_Your instructions_
Below is a set of records; restate each one word for word.

-- Start Extracted records --

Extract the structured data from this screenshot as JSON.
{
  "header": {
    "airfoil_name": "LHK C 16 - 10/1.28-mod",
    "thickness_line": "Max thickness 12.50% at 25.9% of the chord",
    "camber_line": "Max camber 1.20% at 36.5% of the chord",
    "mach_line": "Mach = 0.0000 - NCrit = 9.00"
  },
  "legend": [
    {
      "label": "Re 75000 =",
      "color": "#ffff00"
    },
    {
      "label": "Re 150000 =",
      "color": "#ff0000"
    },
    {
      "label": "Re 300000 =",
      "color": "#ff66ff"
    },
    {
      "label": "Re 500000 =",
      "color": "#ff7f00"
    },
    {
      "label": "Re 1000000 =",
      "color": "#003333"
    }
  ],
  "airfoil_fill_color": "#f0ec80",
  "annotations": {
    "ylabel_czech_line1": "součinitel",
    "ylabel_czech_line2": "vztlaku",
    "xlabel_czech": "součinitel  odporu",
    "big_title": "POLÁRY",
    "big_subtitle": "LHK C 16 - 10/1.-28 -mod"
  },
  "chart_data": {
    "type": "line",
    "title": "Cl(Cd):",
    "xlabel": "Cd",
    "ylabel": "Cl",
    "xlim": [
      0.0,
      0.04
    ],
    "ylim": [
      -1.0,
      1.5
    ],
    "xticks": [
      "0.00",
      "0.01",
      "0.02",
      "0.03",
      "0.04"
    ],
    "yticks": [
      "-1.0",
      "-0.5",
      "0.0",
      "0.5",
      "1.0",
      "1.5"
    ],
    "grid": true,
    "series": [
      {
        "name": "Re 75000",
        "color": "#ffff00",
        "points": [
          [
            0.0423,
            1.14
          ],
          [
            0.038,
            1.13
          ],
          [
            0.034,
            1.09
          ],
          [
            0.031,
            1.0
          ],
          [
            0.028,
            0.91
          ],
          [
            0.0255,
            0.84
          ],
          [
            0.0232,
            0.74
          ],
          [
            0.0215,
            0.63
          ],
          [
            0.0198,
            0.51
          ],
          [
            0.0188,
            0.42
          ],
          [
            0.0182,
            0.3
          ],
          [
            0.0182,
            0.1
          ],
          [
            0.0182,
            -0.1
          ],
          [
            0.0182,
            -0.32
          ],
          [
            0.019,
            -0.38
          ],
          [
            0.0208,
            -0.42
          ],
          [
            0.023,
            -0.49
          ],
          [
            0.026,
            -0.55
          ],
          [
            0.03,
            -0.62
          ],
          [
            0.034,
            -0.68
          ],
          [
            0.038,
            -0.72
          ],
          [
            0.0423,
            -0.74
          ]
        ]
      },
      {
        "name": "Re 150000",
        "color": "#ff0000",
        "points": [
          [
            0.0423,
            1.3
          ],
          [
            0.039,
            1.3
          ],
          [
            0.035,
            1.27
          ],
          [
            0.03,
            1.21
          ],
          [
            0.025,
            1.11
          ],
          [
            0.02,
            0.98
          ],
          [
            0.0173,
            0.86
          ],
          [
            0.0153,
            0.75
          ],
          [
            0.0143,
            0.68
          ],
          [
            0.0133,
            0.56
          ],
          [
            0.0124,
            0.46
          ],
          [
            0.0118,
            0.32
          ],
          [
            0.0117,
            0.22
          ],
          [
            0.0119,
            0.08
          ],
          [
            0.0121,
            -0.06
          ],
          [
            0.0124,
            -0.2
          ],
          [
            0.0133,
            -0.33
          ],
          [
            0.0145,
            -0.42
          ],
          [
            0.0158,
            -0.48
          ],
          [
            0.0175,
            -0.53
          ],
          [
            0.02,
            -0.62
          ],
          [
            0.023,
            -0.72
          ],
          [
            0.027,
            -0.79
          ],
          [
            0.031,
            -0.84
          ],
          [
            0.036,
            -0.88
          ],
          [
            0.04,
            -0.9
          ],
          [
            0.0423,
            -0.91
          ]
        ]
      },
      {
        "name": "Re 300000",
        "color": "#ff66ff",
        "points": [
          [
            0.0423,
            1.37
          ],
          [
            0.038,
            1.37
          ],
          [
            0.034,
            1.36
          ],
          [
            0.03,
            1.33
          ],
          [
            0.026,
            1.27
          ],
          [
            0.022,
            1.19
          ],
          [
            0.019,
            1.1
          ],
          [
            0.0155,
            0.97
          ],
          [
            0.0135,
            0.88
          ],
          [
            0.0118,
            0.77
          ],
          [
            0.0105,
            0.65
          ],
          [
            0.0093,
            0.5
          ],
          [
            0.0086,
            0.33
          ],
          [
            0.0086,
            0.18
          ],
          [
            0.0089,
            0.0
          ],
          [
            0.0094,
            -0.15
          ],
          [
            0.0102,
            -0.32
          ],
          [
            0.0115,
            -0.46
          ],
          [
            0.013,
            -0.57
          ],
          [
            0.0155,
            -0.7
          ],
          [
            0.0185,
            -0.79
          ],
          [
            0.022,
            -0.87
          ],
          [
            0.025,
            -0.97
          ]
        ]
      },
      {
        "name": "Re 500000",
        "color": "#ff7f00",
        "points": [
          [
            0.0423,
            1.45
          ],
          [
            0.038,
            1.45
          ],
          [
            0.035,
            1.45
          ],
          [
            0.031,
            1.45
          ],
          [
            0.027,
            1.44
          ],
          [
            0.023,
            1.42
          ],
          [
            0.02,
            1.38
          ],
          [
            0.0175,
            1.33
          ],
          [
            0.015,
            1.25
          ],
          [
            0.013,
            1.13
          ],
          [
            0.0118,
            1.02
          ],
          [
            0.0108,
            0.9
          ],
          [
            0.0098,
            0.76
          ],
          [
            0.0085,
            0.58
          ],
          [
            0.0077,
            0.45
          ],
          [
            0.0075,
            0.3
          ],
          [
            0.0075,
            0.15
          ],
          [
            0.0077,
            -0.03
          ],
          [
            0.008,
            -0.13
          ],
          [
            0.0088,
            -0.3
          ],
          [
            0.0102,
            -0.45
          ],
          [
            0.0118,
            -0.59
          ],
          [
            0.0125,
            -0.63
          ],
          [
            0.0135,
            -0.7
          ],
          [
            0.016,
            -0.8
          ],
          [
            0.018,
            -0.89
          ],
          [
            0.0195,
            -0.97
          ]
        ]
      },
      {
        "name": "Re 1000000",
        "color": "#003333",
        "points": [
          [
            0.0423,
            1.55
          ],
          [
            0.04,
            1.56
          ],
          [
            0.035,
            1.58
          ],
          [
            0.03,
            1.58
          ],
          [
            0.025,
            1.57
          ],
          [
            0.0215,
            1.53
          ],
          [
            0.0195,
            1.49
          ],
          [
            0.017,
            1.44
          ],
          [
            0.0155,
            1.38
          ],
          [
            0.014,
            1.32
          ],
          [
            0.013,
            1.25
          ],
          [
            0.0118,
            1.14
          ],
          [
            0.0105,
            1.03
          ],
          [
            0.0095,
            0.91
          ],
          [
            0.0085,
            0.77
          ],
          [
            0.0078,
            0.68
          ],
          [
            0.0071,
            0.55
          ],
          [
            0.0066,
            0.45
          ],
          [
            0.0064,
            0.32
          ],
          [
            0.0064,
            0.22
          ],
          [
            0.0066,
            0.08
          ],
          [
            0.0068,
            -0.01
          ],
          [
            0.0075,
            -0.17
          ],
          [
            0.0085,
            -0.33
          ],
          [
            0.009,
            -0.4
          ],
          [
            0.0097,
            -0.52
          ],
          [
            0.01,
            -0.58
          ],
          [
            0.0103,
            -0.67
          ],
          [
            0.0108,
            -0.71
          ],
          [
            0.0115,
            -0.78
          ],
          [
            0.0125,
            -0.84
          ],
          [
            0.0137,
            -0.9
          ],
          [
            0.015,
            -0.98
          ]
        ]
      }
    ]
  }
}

-- End Extracted records --

_Expected answer_
Extract the structured data from this screenshot as JSON.
{
  "header": {
    "airfoil_name": "LHK C 16 - 10/1.28-mod",
    "thickness_line": "Max thickness 12.50% at 25.9% of the chord",
    "camber_line": "Max camber 1.20% at 36.5% of the chord",
    "mach_line": "Mach = 0.0000 - NCrit = 9.00"
  },
  "legend": [
    {
      "label": "Re 75000 =",
      "color": "#ffff00"
    },
    {
      "label": "Re 150000 =",
      "color": "#ff0000"
    },
    {
      "label": "Re 300000 =",
      "color": "#ff66ff"
    },
    {
      "label": "Re 500000 =",
      "color": "#ff7f00"
    },
    {
      "label": "Re 1000000 =",
      "color": "#003333"
    }
  ],
  "airfoil_fill_color": "#f0ec80",
  "annotations": {
    "ylabel_czech_line1": "součinitel",
    "ylabel_czech_line2": "vztlaku",
    "xlabel_czech": "součinitel  odporu",
    "big_title": "POLÁRY",
    "big_subtitle": "LHK C 16 - 10/1.-28 -mod"
  },
  "chart_data": {
    "type": "line",
    "title": "Cl(Cd):",
    "xlabel": "Cd",
    "ylabel": "Cl",
    "xlim": [
      0.0,
      0.04
    ],
    "ylim": [
      -1.0,
      1.5
    ],
    "xticks": [
      "0.00",
      "0.01",
      "0.02",
      "0.03",
      "0.04"
    ],
    "yticks": [
      "-1.0",
      "-0.5",
      "0.0",
      "0.5",
      "1.0",
      "1.5"
    ],
    "grid": true,
    "series": [
      {
        "name": "Re 75000",
        "color": "#ffff00",
        "points": [
          [
            0.0423,
            1.14
          ],
          [
            0.038,
            1.13
          ],
          [
            0.034,
            1.09
          ],
          [
            0.031,
            1.0
          ],
          [
            0.028,
            0.91
          ],
          [
            0.0255,
            0.84
          ],
          [
            0.0232,
            0.74
          ],
          [
            0.0215,
            0.63
          ],
          [
            0.0198,
            0.51
          ],
          [
            0.0188,
            0.42
          ],
          [
            0.0182,
            0.3
          ],
          [
            0.0182,
            0.1
          ],
          [
            0.0182,
            -0.1
          ],
          [
            0.0182,
            -0.32
          ],
          [
            0.019,
            -0.38
          ],
          [
            0.0208,
            -0.42
          ],
          [
            0.023,
            -0.49
          ],
          [
            0.026,
            -0.55
          ],
          [
            0.03,
            -0.62
          ],
          [
            0.034,
            -0.68
          ],
          [
            0.038,
            -0.72
          ],
          [
            0.0423,
            -0.74
          ]
        ]
      },
      {
        "name": "Re 150000",
        "color": "#ff0000",
        "points": [
          [
            0.0423,
            1.3
          ],
          [
            0.039,
            1.3
          ],
          [
            0.035,
            1.27
          ],
          [
            0.03,
            1.21
          ],
          [
            0.025,
            1.11
          ],
          [
            0.02,
            0.98
          ],
          [
            0.0173,
            0.86
          ],
          [
            0.0153,
            0.75
          ],
          [
            0.0143,
            0.68
          ],
          [
            0.0133,
            0.56
          ],
          [
            0.0124,
            0.46
          ],
          [
            0.0118,
            0.32
          ],
          [
            0.0117,
            0.22
          ],
          [
            0.0119,
            0.08
          ],
          [
            0.0121,
            -0.06
          ],
          [
            0.0124,
            -0.2
          ],
          [
            0.0133,
            -0.33
          ],
          [
            0.0145,
            -0.42
          ],
          [
            0.0158,
            -0.48
          ],
          [
            0.0175,
            -0.53
          ],
          [
            0.02,
            -0.62
          ],
          [
            0.023,
            -0.72
          ],
          [
            0.027,
            -0.79
          ],
          [
            0.031,
            -0.84
          ],
          [
            0.036,
            -0.88
          ],
          [
            0.04,
            -0.9
          ],
          [
            0.0423,
            -0.91
          ]
        ]
      },
      {
        "name": "Re 300000",
        "color": "#ff66ff",
        "points": [
          [
            0.0423,
            1.37
          ],
          [
            0.038,
            1.37
          ],
          [
            0.034,
            1.36
          ],
          [
            0.03,
            1.33
          ],
          [
            0.026,
            1.27
          ],
          [
            0.022,
            1.19
          ],
          [
            0.019,
            1.1
          ],
          [
            0.0155,
            0.97
          ],
          [
            0.0135,
            0.88
          ],
          [
            0.0118,
            0.77
          ],
          [
            0.0105,
            0.65
          ],
          [
            0.0093,
            0.5
          ],
          [
            0.0086,
            0.33
          ],
          [
            0.0086,
            0.18
          ],
          [
            0.0089,
            0.0
          ],
          [
            0.0094,
            -0.15
          ],
          [
            0.0102,
            -0.32
          ],
          [
            0.0115,
            -0.46
          ],
          [
            0.013,
            -0.57
          ],
          [
            0.0155,
            -0.7
          ],
          [
            0.0185,
            -0.79
          ],
          [
            0.022,
            -0.87
          ],
          [
            0.025,
            -0.97
          ]
        ]
      },
      {
        "name": "Re 500000",
        "color": "#ff7f00",
        "points": [
          [
            0.0423,
            1.45
          ],
          [
            0.038,
            1.45
          ],
          [
            0.035,
            1.45
          ],
          [
            0.031,
            1.45
          ],
          [
            0.027,
            1.44
          ],
          [
            0.023,
            1.42
          ],
          [
            0.02,
            1.38
          ],
          [
            0.0175,
            1.33
          ],
          [
            0.015,
            1.25
          ],
          [
            0.013,
            1.13
          ],
          [
            0.0118,
            1.02
          ],
          [
            0.0108,
            0.9
          ],
          [
            0.0098,
            0.76
          ],
          [
            0.0085,
            0.58
          ],
          [
            0.0077,
            0.45
          ],
          [
            0.0075,
            0.3
          ],
          [
            0.0075,
            0.15
          ],
          [
            0.0077,
            -0.03
          ],
          [
            0.008,
            -0.13
          ],
          [
            0.0088,
            -0.3
          ],
          [
            0.0102,
            -0.45
          ],
          [
            0.0118,
            -0.59
          ],
          [
            0.0125,
            -0.63
          ],
          [
            0.0135,
            -0.7
          ],
          [
            0.016,
            -0.8
          ],
          [
            0.018,
            -0.89
          ],
          [
            0.0195,
            -0.97
          ]
        ]
      },
      {
        "name": "Re 1000000",
        "color": "#003333",
        "points": [
          [
            0.0423,
            1.55
          ],
          [
            0.04,
            1.56
          ],
          [
            0.035,
            1.58
          ],
          [
            0.03,
            1.58
          ],
          [
            0.025,
            1.57
          ],
          [
            0.0215,
            1.53
          ],
          [
            0.0195,
            1.49
          ],
          [
            0.017,
            1.44
          ],
          [
            0.0155,
            1.38
          ],
          [
            0.014,
            1.32
          ],
          [
            0.013,
            1.25
          ],
          [
            0.0118,
            1.14
          ],
          [
            0.0105,
            1.03
          ],
          [
            0.0095,
            0.91
          ],
          [
            0.0085,
            0.77
          ],
          [
            0.0078,
            0.68
          ],
          [
            0.0071,
            0.55
          ],
          [
            0.0066,
            0.45
          ],
          [
            0.0064,
            0.32
          ],
          [
            0.0064,
            0.22
          ],
          [
            0.0066,
            0.08
          ],
          [
            0.0068,
            -0.01
          ],
          [
            0.0075,
            -0.17
          ],
          [
            0.0085,
            -0.33
          ],
          [
            0.009,
            -0.4
          ],
          [
            0.0097,
            -0.52
          ],
          [
            0.01,
            -0.58
          ],
          [
            0.0103,
            -0.67
          ],
          [
            0.0108,
            -0.71
          ],
          [
            0.0115,
            -0.78
          ],
          [
            0.0125,
            -0.84
          ],
          [
            0.0137,
            -0.9
          ],
          [
            0.015,
            -0.98
          ]
        ]
      }
    ]
  }
}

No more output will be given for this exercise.